Page text:
[Start of section]

Case ID: ad2d_280/html/0999-02.html
Source: Caselaw Access Project
Author: {"author": "", "license": "Public Domain", "url": "https://static.case.law/"}
Date Created: 2024-08-24T03:29:51.129683

In the Matter of Pamela S. S. et al., Respondents, v Charles E., Jr., Appellant, et al., Respondent.
    [720 NYS2d 669]
   —Order unanimously affirmed without costs. Memorandum: Family Court properly awarded custody of respondent-father’s (respondent) son to petitioners, respondent’s sister and her husband. “[T]ransfer of custody from a parent to a nonparent requires a showing of extraordinary circumstances justifying the court’s intervention, followed by a showing that an award of custody to the nonparent is in the child’s best interests” (Matter of Sales v Gisendaner, 272 AD2d 997). Petitioners had the burden of establishing that respondent relinquished his superior right to parent his son based on extraordinary circumstances, such as “surrender, abandonment, persisting neglect, unfitness, and unfortunate or involuntary disruption of custody over an extended period of time” (Matter of Bennett v Jeffreys, 40 NY2d 543, 546). Here, petitioners established persisting neglect and unfitness (see, Matter of Benzon v Sosa, 244 AD2d 659, 662). After hearing testimony from petitioners and respondent, the court found that respondent had engaged in bizarre and violent behavior with his son and others and had left his son at home with no supervision on numerous occasions. The court also found that respondent has a history of mental illness requiring that he be medicated but that respondent’s mental condition made it “less likely” that respondent would take his medication. In addition, the court found that respondent had been resistant to treatment for his mental illness and that he has a history of drug abuse. The hearing court’s credibility determinations should be afforded great deference (see generally, Matter of Coryea v Allen, 262 AD2d 1023, 1024, lv denied 94 NY2d 751), and we conclude that the record supports the court’s determinations that extraordinary circumstances exist and that the award of custody to petitioners is in the best interests of the child (see, Matter of Benzon v Sosa, supra, at 662). (Appeal from Order of Orleans County Family Court, Punch, J. — Custody.) Present— Hurlbutt, J. P., Scudder, Kehoe and Burns, JJ.

[End of section]

Decide whether each statement agrees with the custody decision above, answering yes or no and quoting the deciding words of the text: (a) The order was affirmed with costs. (b) Custody of the son went to the respondent's sister and her husband. (c) The court found that the respondent had no history of drug abuse.

Page segmentation data
[Start of section]

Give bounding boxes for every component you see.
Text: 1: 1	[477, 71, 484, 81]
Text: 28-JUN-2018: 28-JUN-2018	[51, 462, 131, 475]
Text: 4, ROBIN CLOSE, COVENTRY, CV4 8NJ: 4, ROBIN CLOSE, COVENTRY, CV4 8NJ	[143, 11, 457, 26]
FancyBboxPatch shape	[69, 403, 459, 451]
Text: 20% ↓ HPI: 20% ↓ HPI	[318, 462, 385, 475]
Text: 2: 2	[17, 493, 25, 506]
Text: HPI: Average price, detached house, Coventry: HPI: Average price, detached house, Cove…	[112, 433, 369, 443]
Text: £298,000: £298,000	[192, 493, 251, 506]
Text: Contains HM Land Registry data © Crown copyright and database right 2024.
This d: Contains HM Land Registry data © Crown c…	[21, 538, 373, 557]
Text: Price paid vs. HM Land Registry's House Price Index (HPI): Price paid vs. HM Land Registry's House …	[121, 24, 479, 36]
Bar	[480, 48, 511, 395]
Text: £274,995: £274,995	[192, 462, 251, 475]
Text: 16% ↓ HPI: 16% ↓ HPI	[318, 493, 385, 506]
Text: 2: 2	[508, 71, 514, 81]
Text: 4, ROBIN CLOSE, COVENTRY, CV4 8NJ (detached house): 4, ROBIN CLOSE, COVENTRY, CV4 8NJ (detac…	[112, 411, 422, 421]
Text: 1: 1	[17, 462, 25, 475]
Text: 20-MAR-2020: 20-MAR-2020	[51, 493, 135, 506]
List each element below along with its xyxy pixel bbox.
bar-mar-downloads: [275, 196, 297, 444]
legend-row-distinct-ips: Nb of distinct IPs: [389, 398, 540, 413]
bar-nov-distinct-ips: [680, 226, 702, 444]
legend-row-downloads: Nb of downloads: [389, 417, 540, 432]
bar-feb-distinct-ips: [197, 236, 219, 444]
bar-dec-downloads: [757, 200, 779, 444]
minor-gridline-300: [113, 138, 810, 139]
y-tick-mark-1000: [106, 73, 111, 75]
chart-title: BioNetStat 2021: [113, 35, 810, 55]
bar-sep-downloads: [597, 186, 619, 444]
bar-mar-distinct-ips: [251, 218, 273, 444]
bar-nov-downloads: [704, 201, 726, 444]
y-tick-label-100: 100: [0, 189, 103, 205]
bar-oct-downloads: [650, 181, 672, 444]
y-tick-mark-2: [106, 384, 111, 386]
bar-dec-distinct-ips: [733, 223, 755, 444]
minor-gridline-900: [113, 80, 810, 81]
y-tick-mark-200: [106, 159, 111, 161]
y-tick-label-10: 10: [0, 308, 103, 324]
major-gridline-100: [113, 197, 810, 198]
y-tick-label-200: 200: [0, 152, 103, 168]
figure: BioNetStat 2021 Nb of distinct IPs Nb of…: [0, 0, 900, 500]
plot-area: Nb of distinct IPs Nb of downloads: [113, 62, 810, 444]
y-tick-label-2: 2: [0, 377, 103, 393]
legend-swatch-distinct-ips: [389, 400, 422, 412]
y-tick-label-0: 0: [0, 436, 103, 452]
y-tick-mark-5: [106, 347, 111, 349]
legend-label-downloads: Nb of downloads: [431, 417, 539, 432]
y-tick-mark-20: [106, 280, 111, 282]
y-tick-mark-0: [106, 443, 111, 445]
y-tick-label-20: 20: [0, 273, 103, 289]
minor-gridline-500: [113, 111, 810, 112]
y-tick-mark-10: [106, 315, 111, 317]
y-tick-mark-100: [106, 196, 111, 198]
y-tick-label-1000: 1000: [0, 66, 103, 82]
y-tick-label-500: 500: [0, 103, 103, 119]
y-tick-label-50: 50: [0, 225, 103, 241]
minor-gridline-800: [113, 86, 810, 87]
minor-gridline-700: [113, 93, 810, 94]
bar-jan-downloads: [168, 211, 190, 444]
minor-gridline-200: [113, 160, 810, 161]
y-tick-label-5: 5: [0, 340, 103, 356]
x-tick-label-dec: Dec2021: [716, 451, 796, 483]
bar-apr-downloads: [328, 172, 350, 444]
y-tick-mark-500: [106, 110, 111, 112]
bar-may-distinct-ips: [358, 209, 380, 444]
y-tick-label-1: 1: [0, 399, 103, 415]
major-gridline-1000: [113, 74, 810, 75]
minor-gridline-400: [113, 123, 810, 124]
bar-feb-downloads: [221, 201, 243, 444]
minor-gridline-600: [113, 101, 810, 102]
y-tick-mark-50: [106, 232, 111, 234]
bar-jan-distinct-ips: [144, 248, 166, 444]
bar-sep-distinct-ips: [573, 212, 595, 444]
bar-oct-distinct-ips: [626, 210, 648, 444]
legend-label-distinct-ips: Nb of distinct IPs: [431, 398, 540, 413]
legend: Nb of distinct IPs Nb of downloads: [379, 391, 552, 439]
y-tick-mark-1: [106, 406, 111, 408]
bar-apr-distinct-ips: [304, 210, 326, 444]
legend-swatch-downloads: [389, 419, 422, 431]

[End of section]

Finished exercise:
(a) No: "Order unanimously affirmed without costs."
(b) Yes: "Family Court properly awarded custody of respondent-father’s (respondent) son to petitioners, respondent’s sister and her husband."
(c) No: "he has a history of drug abuse"